(WORK TO BE COMPLETED): Give the data below again exactly as written, without its pictures.

(SUPPLIED MATERIAL):
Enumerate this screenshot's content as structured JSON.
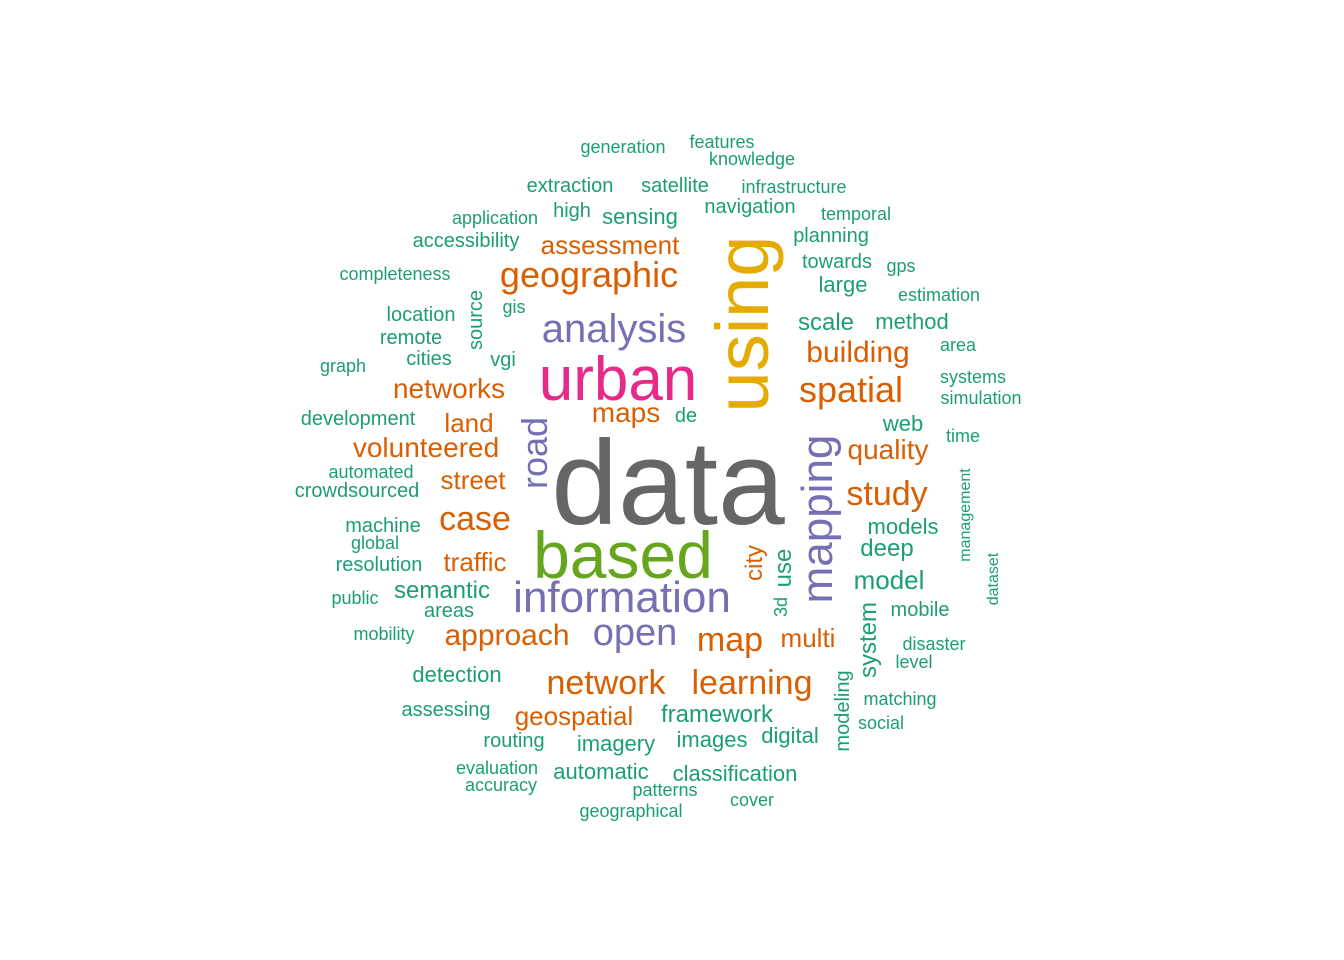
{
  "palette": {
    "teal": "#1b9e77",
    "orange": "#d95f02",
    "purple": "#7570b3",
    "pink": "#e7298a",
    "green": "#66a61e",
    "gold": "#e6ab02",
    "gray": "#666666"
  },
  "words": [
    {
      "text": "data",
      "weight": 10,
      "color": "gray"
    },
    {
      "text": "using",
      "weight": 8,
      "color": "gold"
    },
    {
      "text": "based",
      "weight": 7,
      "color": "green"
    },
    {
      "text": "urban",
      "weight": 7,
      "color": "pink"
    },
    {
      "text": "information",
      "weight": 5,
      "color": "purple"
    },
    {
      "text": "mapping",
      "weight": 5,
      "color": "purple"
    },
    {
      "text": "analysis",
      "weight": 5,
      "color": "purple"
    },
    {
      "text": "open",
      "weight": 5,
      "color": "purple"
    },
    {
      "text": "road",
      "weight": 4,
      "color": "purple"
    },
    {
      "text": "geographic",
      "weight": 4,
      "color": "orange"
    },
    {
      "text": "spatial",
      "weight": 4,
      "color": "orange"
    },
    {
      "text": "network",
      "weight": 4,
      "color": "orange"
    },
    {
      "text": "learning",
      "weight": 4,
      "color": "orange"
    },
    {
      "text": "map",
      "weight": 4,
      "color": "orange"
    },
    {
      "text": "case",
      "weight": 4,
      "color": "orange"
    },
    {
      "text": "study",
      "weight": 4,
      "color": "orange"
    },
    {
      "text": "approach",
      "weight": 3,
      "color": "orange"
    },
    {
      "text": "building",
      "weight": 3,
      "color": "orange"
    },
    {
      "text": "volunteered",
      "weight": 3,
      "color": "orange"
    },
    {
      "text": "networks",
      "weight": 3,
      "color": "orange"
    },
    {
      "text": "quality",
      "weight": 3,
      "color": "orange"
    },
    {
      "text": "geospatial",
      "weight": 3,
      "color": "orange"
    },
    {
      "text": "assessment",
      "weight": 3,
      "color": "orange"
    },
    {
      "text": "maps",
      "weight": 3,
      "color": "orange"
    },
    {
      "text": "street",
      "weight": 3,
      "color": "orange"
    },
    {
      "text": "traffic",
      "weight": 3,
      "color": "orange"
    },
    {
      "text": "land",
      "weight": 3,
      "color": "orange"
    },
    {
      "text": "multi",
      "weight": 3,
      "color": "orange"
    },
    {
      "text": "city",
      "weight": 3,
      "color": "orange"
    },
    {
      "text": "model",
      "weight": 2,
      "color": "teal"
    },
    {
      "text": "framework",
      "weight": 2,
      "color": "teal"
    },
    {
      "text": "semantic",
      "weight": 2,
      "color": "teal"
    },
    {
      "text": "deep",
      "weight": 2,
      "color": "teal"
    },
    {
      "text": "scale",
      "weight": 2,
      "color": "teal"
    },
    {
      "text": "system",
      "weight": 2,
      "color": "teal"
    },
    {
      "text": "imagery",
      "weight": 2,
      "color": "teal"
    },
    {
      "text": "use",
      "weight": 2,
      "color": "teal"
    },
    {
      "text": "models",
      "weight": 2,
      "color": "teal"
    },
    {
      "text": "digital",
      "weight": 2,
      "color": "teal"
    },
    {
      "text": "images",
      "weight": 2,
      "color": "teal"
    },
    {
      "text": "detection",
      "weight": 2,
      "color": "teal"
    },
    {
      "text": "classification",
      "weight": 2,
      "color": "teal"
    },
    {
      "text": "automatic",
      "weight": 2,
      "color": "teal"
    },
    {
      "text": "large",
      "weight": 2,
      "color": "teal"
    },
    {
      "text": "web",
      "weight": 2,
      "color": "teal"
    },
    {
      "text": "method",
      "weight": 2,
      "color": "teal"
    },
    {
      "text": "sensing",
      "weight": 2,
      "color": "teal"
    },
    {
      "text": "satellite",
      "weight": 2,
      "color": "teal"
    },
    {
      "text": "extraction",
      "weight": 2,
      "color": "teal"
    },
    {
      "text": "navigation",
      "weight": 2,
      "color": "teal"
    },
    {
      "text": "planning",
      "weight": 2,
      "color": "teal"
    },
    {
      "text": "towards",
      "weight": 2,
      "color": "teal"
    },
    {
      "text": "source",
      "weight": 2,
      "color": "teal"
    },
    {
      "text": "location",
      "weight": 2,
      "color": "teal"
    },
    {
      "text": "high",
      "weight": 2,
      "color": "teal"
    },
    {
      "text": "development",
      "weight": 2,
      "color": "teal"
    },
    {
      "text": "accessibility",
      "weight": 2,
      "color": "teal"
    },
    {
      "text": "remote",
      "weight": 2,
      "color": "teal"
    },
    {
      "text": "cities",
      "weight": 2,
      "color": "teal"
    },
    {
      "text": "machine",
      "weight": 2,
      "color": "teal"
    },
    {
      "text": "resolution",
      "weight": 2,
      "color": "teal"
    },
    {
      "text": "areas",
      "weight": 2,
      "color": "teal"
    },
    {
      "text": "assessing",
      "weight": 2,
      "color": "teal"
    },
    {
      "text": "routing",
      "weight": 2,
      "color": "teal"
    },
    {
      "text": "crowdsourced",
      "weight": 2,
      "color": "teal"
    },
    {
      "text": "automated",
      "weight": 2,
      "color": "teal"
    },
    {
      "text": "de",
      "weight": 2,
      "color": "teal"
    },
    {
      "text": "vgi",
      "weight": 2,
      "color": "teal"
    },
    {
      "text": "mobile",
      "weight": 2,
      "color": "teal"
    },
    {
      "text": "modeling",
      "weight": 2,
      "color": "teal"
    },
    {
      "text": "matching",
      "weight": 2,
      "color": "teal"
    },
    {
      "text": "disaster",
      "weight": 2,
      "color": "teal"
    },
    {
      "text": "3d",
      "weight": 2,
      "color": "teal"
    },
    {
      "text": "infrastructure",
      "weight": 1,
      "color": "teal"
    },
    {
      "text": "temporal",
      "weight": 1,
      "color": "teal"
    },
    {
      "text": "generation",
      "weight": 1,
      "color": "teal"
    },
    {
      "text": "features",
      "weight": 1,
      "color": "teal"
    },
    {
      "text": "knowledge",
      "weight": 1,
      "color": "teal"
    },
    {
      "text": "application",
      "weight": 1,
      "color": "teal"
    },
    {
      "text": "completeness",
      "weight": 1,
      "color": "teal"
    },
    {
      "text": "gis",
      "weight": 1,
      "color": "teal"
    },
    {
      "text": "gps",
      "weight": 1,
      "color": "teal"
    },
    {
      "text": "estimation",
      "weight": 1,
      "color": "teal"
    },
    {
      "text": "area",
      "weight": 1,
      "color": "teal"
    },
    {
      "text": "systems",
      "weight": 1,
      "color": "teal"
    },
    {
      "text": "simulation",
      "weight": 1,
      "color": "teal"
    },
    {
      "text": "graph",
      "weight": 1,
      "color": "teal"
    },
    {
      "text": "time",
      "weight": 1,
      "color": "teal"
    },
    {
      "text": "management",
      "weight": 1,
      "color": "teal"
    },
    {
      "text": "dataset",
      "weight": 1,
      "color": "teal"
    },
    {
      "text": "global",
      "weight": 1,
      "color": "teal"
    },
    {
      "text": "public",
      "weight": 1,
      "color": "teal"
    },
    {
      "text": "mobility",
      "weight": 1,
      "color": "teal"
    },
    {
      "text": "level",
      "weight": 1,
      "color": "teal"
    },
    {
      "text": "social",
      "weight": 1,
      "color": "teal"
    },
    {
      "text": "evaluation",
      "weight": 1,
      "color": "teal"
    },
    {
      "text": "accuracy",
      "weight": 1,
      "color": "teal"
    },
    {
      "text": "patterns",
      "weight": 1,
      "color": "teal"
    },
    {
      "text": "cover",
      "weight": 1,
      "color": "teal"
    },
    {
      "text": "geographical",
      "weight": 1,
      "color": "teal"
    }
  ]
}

(EXERCISE OUTPUT):
Enumerate this screenshot's content as structured JSON.
{
  "palette": {
    "teal": "#1b9e77",
    "orange": "#d95f02",
    "purple": "#7570b3",
    "pink": "#e7298a",
    "green": "#66a61e",
    "gold": "#e6ab02",
    "gray": "#666666"
  },
  "words": [
    {
      "text": "data",
      "weight": 10,
      "color": "gray"
    },
    {
      "text": "using",
      "weight": 8,
      "color": "gold"
    },
    {
      "text": "based",
      "weight": 7,
      "color": "green"
    },
    {
      "text": "urban",
      "weight": 7,
      "color": "pink"
    },
    {
      "text": "information",
      "weight": 5,
      "color": "purple"
    },
    {
      "text": "mapping",
      "weight": 5,
      "color": "purple"
    },
    {
      "text": "analysis",
      "weight": 5,
      "color": "purple"
    },
    {
      "text": "open",
      "weight": 5,
      "color": "purple"
    },
    {
      "text": "road",
      "weight": 4,
      "color": "purple"
    },
    {
      "text": "geographic",
      "weight": 4,
      "color": "orange"
    },
    {
      "text": "spatial",
      "weight": 4,
      "color": "orange"
    },
    {
      "text": "network",
      "weight": 4,
      "color": "orange"
    },
    {
      "text": "learning",
      "weight": 4,
      "color": "orange"
    },
    {
      "text": "map",
      "weight": 4,
      "color": "orange"
    },
    {
      "text": "case",
      "weight": 4,
      "color": "orange"
    },
    {
      "text": "study",
      "weight": 4,
      "color": "orange"
    },
    {
      "text": "approach",
      "weight": 3,
      "color": "orange"
    },
    {
      "text": "building",
      "weight": 3,
      "color": "orange"
    },
    {
      "text": "volunteered",
      "weight": 3,
      "color": "orange"
    },
    {
      "text": "networks",
      "weight": 3,
      "color": "orange"
    },
    {
      "text": "quality",
      "weight": 3,
      "color": "orange"
    },
    {
      "text": "geospatial",
      "weight": 3,
      "color": "orange"
    },
    {
      "text": "assessment",
      "weight": 3,
      "color": "orange"
    },
    {
      "text": "maps",
      "weight": 3,
      "color": "orange"
    },
    {
      "text": "street",
      "weight": 3,
      "color": "orange"
    },
    {
      "text": "traffic",
      "weight": 3,
      "color": "orange"
    },
    {
      "text": "land",
      "weight": 3,
      "color": "orange"
    },
    {
      "text": "multi",
      "weight": 3,
      "color": "orange"
    },
    {
      "text": "city",
      "weight": 3,
      "color": "orange"
    },
    {
      "text": "model",
      "weight": 2,
      "color": "teal"
    },
    {
      "text": "framework",
      "weight": 2,
      "color": "teal"
    },
    {
      "text": "semantic",
      "weight": 2,
      "color": "teal"
    },
    {
      "text": "deep",
      "weight": 2,
      "color": "teal"
    },
    {
      "text": "scale",
      "weight": 2,
      "color": "teal"
    },
    {
      "text": "system",
      "weight": 2,
      "color": "teal"
    },
    {
      "text": "imagery",
      "weight": 2,
      "color": "teal"
    },
    {
      "text": "use",
      "weight": 2,
      "color": "teal"
    },
    {
      "text": "models",
      "weight": 2,
      "color": "teal"
    },
    {
      "text": "digital",
      "weight": 2,
      "color": "teal"
    },
    {
      "text": "images",
      "weight": 2,
      "color": "teal"
    },
    {
      "text": "detection",
      "weight": 2,
      "color": "teal"
    },
    {
      "text": "classification",
      "weight": 2,
      "color": "teal"
    },
    {
      "text": "automatic",
      "weight": 2,
      "color": "teal"
    },
    {
      "text": "large",
      "weight": 2,
      "color": "teal"
    },
    {
      "text": "web",
      "weight": 2,
      "color": "teal"
    },
    {
      "text": "method",
      "weight": 2,
      "color": "teal"
    },
    {
      "text": "sensing",
      "weight": 2,
      "color": "teal"
    },
    {
      "text": "satellite",
      "weight": 2,
      "color": "teal"
    },
    {
      "text": "extraction",
      "weight": 2,
      "color": "teal"
    },
    {
      "text": "navigation",
      "weight": 2,
      "color": "teal"
    },
    {
      "text": "planning",
      "weight": 2,
      "color": "teal"
    },
    {
      "text": "towards",
      "weight": 2,
      "color": "teal"
    },
    {
      "text": "source",
      "weight": 2,
      "color": "teal"
    },
    {
      "text": "location",
      "weight": 2,
      "color": "teal"
    },
    {
      "text": "high",
      "weight": 2,
      "color": "teal"
    },
    {
      "text": "development",
      "weight": 2,
      "color": "teal"
    },
    {
      "text": "accessibility",
      "weight": 2,
      "color": "teal"
    },
    {
      "text": "remote",
      "weight": 2,
      "color": "teal"
    },
    {
      "text": "cities",
      "weight": 2,
      "color": "teal"
    },
    {
      "text": "machine",
      "weight": 2,
      "color": "teal"
    },
    {
      "text": "resolution",
      "weight": 2,
      "color": "teal"
    },
    {
      "text": "areas",
      "weight": 2,
      "color": "teal"
    },
    {
      "text": "assessing",
      "weight": 2,
      "color": "teal"
    },
    {
      "text": "routing",
      "weight": 2,
      "color": "teal"
    },
    {
      "text": "crowdsourced",
      "weight": 2,
      "color": "teal"
    },
    {
      "text": "automated",
      "weight": 2,
      "color": "teal"
    },
    {
      "text": "de",
      "weight": 2,
      "color": "teal"
    },
    {
      "text": "vgi",
      "weight": 2,
      "color": "teal"
    },
    {
      "text": "mobile",
      "weight": 2,
      "color": "teal"
    },
    {
      "text": "modeling",
      "weight": 2,
      "color": "teal"
    },
    {
      "text": "matching",
      "weight": 2,
      "color": "teal"
    },
    {
      "text": "disaster",
      "weight": 2,
      "color": "teal"
    },
    {
      "text": "3d",
      "weight": 2,
      "color": "teal"
    },
    {
      "text": "infrastructure",
      "weight": 1,
      "color": "teal"
    },
    {
      "text": "temporal",
      "weight": 1,
      "color": "teal"
    },
    {
      "text": "generation",
      "weight": 1,
      "color": "teal"
    },
    {
      "text": "features",
      "weight": 1,
      "color": "teal"
    },
    {
      "text": "knowledge",
      "weight": 1,
      "color": "teal"
    },
    {
      "text": "application",
      "weight": 1,
      "color": "teal"
    },
    {
      "text": "completeness",
      "weight": 1,
      "color": "teal"
    },
    {
      "text": "gis",
      "weight": 1,
      "color": "teal"
    },
    {
      "text": "gps",
      "weight": 1,
      "color": "teal"
    },
    {
      "text": "estimation",
      "weight": 1,
      "color": "teal"
    },
    {
      "text": "area",
      "weight": 1,
      "color": "teal"
    },
    {
      "text": "systems",
      "weight": 1,
      "color": "teal"
    },
    {
      "text": "simulation",
      "weight": 1,
      "color": "teal"
    },
    {
      "text": "graph",
      "weight": 1,
      "color": "teal"
    },
    {
      "text": "time",
      "weight": 1,
      "color": "teal"
    },
    {
      "text": "management",
      "weight": 1,
      "color": "teal"
    },
    {
      "text": "dataset",
      "weight": 1,
      "color": "teal"
    },
    {
      "text": "global",
      "weight": 1,
      "color": "teal"
    },
    {
      "text": "public",
      "weight": 1,
      "color": "teal"
    },
    {
      "text": "mobility",
      "weight": 1,
      "color": "teal"
    },
    {
      "text": "level",
      "weight": 1,
      "color": "teal"
    },
    {
      "text": "social",
      "weight": 1,
      "color": "teal"
    },
    {
      "text": "evaluation",
      "weight": 1,
      "color": "teal"
    },
    {
      "text": "accuracy",
      "weight": 1,
      "color": "teal"
    },
    {
      "text": "patterns",
      "weight": 1,
      "color": "teal"
    },
    {
      "text": "cover",
      "weight": 1,
      "color": "teal"
    },
    {
      "text": "geographical",
      "weight": 1,
      "color": "teal"
    }
  ]
}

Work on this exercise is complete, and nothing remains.